Entries provided:

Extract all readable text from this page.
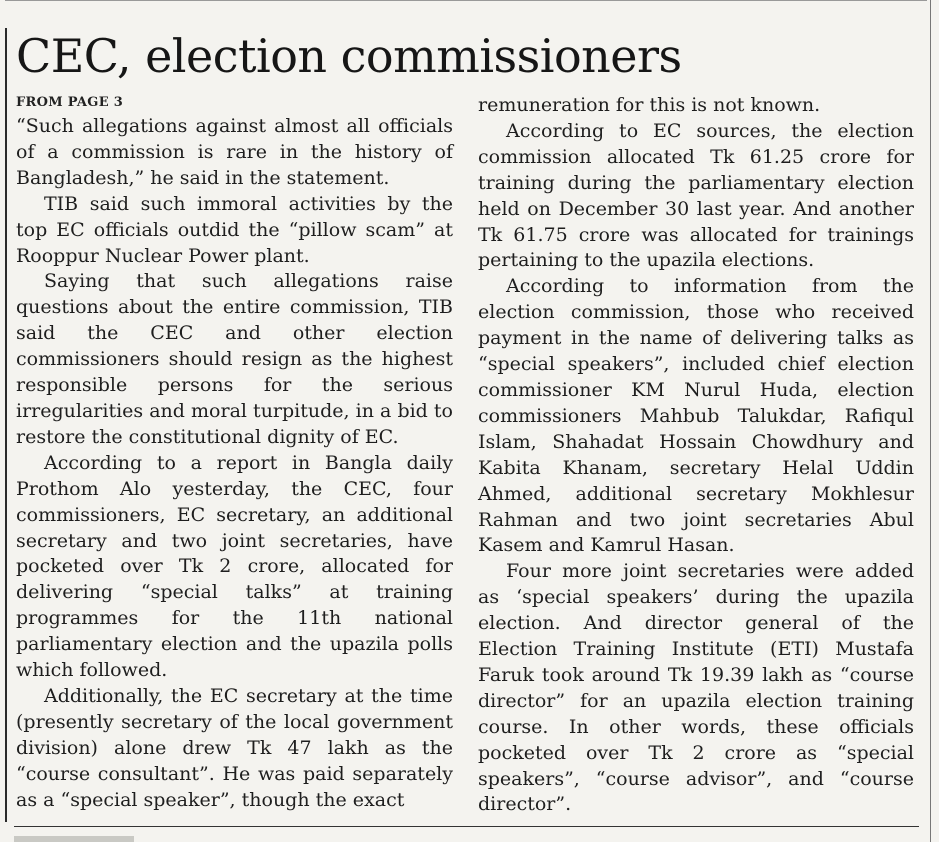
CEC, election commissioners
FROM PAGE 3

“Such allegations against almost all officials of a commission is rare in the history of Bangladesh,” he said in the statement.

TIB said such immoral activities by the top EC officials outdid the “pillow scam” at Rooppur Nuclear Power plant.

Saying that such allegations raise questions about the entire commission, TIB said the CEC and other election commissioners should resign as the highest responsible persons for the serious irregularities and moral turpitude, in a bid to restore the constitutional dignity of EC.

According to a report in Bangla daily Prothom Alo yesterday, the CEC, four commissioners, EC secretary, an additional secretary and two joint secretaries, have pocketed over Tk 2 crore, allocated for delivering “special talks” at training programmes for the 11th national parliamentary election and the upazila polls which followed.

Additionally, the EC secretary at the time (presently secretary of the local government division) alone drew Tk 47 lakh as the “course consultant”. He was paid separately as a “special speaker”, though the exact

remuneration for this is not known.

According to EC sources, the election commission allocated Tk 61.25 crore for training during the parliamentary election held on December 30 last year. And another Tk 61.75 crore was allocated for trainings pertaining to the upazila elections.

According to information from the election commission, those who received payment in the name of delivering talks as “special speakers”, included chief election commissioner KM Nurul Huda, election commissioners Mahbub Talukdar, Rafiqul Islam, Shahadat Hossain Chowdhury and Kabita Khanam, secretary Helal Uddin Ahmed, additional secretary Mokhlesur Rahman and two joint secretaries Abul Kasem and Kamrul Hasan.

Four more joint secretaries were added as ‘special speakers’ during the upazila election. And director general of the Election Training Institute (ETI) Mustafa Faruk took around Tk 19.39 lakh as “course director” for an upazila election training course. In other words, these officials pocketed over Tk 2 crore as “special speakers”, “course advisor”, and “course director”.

Exercise: Verbatim reproduction of every record is required; images are left out.

Expected output:
Extract all readable text from this page.
CEC, election commissioners
FROM PAGE 3

“Such allegations against almost all officials of a commission is rare in the history of Bangladesh,” he said in the statement.

TIB said such immoral activities by the top EC officials outdid the “pillow scam” at Rooppur Nuclear Power plant.

Saying that such allegations raise questions about the entire commission, TIB said the CEC and other election commissioners should resign as the highest responsible persons for the serious irregularities and moral turpitude, in a bid to restore the constitutional dignity of EC.

According to a report in Bangla daily Prothom Alo yesterday, the CEC, four commissioners, EC secretary, an additional secretary and two joint secretaries, have pocketed over Tk 2 crore, allocated for delivering “special talks” at training programmes for the 11th national parliamentary election and the upazila polls which followed.

Additionally, the EC secretary at the time (presently secretary of the local government division) alone drew Tk 47 lakh as the “course consultant”. He was paid separately as a “special speaker”, though the exact

remuneration for this is not known.

According to EC sources, the election commission allocated Tk 61.25 crore for training during the parliamentary election held on December 30 last year. And another Tk 61.75 crore was allocated for trainings pertaining to the upazila elections.

According to information from the election commission, those who received payment in the name of delivering talks as “special speakers”, included chief election commissioner KM Nurul Huda, election commissioners Mahbub Talukdar, Rafiqul Islam, Shahadat Hossain Chowdhury and Kabita Khanam, secretary Helal Uddin Ahmed, additional secretary Mokhlesur Rahman and two joint secretaries Abul Kasem and Kamrul Hasan.

Four more joint secretaries were added as ‘special speakers’ during the upazila election. And director general of the Election Training Institute (ETI) Mustafa Faruk took around Tk 19.39 lakh as “course director” for an upazila election training course. In other words, these officials pocketed over Tk 2 crore as “special speakers”, “course advisor”, and “course director”.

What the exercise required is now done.